─── Rows
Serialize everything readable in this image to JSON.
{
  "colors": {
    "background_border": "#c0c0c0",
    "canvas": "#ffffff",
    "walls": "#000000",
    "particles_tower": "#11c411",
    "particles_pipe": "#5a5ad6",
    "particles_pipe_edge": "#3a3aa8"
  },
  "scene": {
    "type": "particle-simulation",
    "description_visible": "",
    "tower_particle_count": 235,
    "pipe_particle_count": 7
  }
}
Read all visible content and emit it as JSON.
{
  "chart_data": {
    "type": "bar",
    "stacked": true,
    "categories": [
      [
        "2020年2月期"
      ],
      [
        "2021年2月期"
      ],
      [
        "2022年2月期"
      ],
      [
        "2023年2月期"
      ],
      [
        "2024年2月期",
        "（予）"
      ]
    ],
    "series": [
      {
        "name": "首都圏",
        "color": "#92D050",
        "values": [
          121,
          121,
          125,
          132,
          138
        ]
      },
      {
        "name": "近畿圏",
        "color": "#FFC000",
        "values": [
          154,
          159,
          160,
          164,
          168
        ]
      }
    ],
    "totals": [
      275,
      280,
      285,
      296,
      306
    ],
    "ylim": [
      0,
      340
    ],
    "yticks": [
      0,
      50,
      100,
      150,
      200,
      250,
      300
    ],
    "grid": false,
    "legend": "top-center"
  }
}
──────
─── Rows
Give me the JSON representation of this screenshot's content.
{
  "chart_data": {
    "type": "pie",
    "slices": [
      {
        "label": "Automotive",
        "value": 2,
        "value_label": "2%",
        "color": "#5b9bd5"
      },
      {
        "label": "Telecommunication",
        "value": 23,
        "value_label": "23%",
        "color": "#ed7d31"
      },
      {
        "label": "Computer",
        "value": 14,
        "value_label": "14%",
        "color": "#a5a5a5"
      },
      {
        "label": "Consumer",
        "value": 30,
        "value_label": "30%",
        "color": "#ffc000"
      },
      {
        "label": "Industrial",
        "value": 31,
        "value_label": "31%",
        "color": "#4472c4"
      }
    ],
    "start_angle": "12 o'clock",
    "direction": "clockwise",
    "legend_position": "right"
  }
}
──────
Given exercise ->
Ascertain the number of lines in the entries that include the word "JSON", and report only that number.

Correct result ->
3